==== DATA PROVIDED

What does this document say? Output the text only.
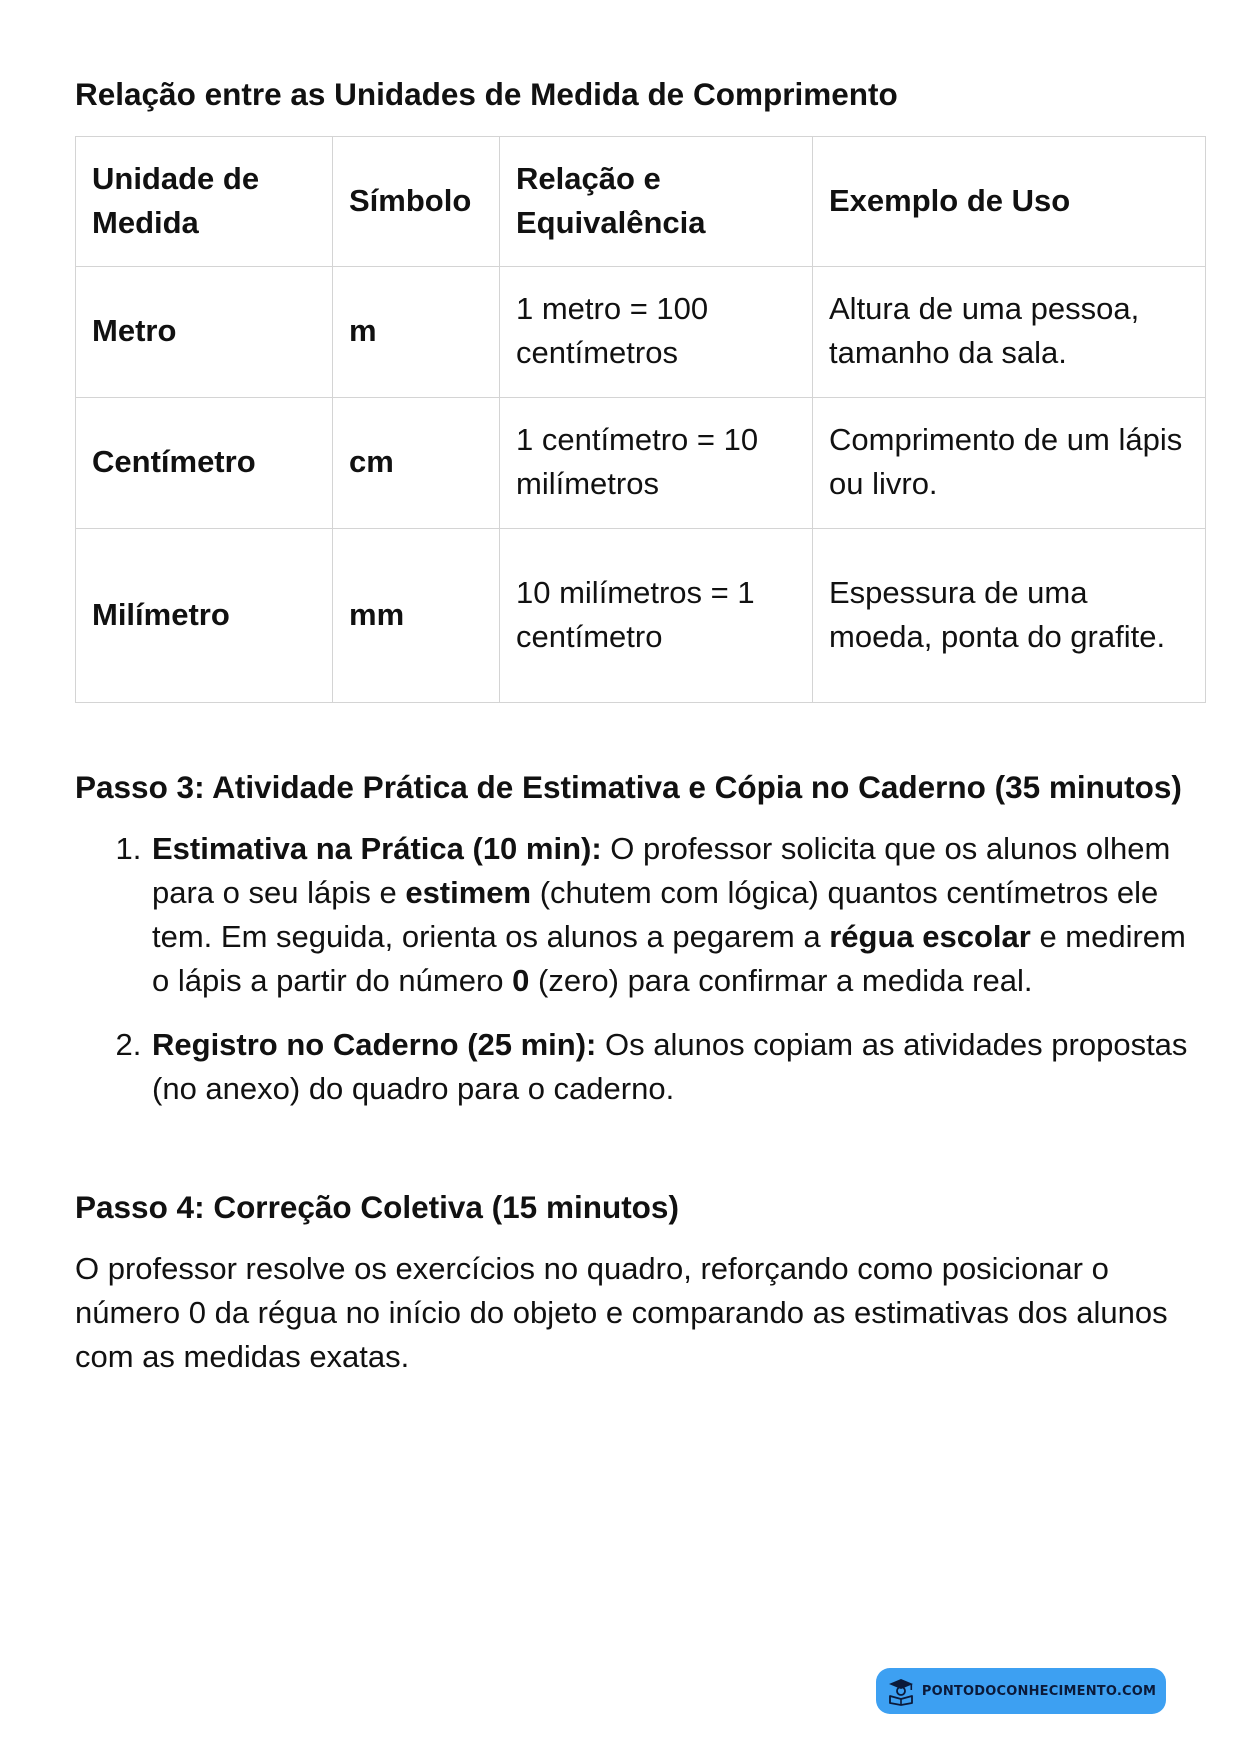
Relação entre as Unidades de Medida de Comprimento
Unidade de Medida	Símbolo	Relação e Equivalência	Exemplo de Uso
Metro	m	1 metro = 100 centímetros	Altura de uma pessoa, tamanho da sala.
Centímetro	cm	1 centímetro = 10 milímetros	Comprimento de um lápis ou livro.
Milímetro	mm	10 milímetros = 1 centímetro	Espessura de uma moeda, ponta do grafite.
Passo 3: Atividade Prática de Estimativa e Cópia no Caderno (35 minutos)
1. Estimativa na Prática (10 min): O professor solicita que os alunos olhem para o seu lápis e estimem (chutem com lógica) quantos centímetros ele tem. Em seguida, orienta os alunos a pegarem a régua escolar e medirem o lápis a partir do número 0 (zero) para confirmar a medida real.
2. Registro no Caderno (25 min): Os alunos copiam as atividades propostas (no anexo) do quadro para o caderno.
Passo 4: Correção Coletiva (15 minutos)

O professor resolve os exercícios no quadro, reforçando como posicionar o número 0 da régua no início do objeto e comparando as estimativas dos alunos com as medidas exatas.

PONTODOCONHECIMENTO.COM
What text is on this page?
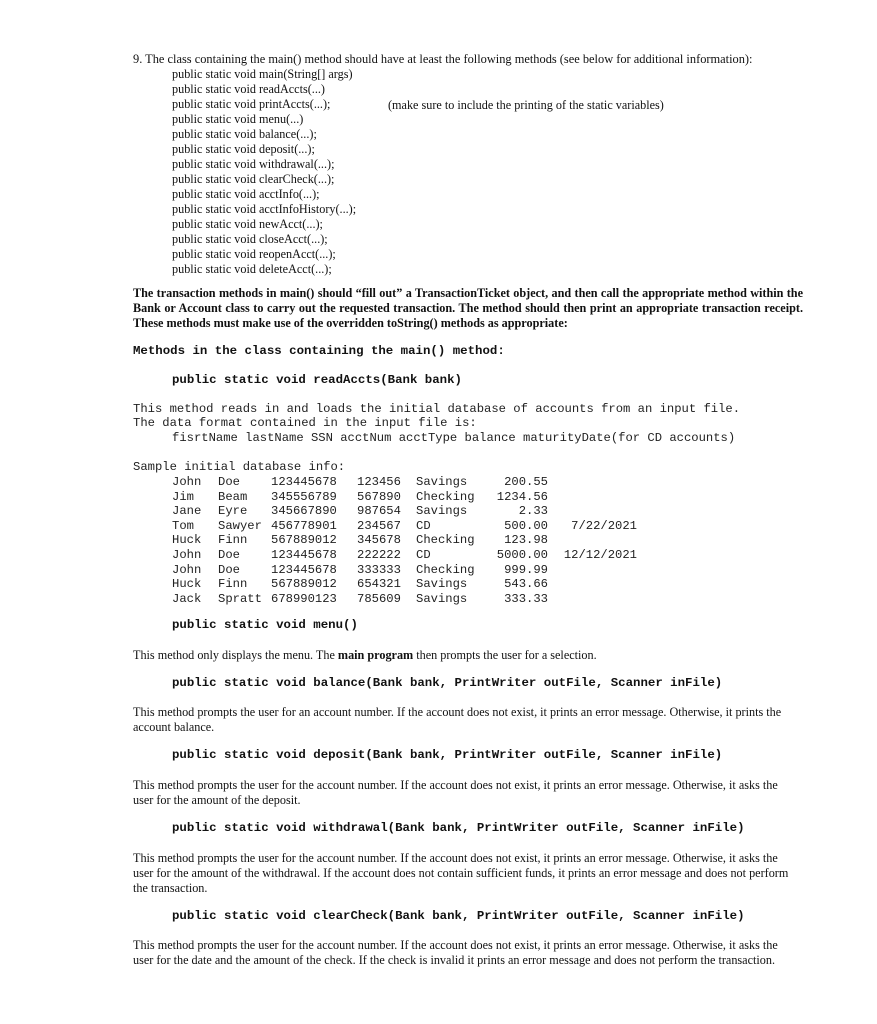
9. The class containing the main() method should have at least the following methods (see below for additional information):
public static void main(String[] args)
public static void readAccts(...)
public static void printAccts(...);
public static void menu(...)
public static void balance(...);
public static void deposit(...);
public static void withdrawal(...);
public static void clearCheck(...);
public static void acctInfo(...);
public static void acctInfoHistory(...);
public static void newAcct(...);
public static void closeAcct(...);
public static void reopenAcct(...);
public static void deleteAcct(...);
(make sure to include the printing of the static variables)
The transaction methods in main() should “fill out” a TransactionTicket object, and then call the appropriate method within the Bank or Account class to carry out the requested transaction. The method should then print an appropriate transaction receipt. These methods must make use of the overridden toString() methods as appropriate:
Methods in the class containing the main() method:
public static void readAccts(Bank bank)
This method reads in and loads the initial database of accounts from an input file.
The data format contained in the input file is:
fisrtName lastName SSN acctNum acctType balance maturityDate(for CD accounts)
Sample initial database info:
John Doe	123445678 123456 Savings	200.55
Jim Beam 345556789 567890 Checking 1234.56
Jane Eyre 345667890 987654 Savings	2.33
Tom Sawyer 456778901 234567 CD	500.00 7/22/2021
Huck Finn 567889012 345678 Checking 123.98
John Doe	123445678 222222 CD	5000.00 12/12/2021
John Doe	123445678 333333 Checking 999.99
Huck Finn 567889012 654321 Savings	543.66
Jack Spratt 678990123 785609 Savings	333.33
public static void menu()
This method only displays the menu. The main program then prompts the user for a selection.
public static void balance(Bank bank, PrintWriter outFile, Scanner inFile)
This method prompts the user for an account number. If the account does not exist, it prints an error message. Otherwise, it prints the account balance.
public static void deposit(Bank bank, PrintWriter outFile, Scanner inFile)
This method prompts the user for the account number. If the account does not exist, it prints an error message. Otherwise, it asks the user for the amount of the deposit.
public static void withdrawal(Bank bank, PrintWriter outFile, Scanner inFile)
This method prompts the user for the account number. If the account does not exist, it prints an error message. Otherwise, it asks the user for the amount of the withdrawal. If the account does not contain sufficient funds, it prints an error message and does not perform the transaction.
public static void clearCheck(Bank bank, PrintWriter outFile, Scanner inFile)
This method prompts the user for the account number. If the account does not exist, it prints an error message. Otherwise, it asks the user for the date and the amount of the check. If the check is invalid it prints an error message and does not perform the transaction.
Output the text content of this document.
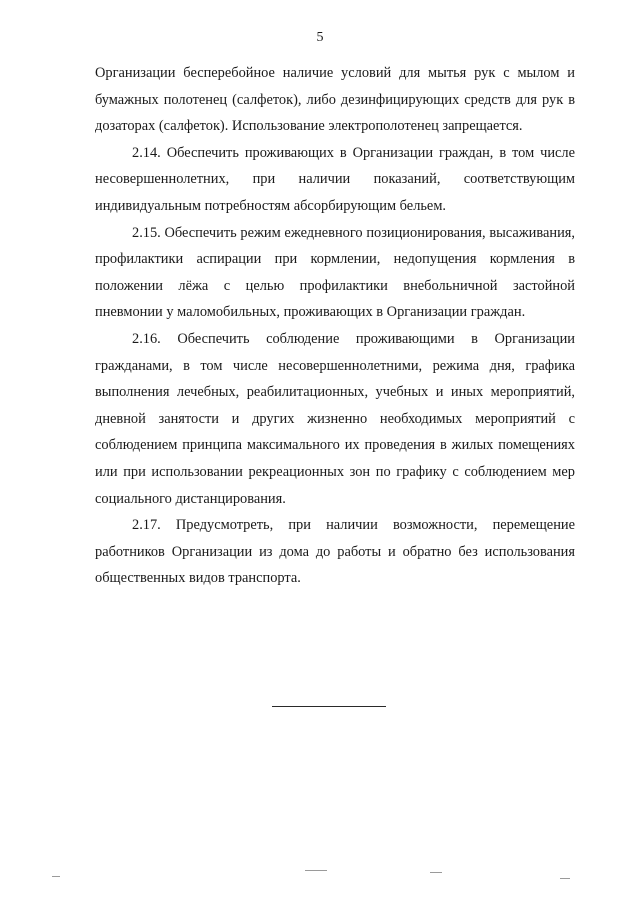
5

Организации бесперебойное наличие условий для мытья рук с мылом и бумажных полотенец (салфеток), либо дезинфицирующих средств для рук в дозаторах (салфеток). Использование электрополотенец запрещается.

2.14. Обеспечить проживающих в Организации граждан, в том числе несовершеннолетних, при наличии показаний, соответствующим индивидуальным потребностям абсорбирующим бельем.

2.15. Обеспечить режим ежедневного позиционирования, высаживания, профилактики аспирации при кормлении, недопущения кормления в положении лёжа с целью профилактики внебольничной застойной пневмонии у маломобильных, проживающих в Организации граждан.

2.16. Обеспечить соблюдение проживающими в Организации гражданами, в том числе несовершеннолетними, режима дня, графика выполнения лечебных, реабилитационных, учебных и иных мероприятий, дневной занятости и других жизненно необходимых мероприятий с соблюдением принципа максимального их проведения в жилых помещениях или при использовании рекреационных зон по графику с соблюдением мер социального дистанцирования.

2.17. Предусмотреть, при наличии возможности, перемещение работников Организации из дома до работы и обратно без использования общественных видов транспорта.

========

Your answer should be a single number: the count of lines in the listing that contain the word "Bank".

● **THE RESPONSE**
6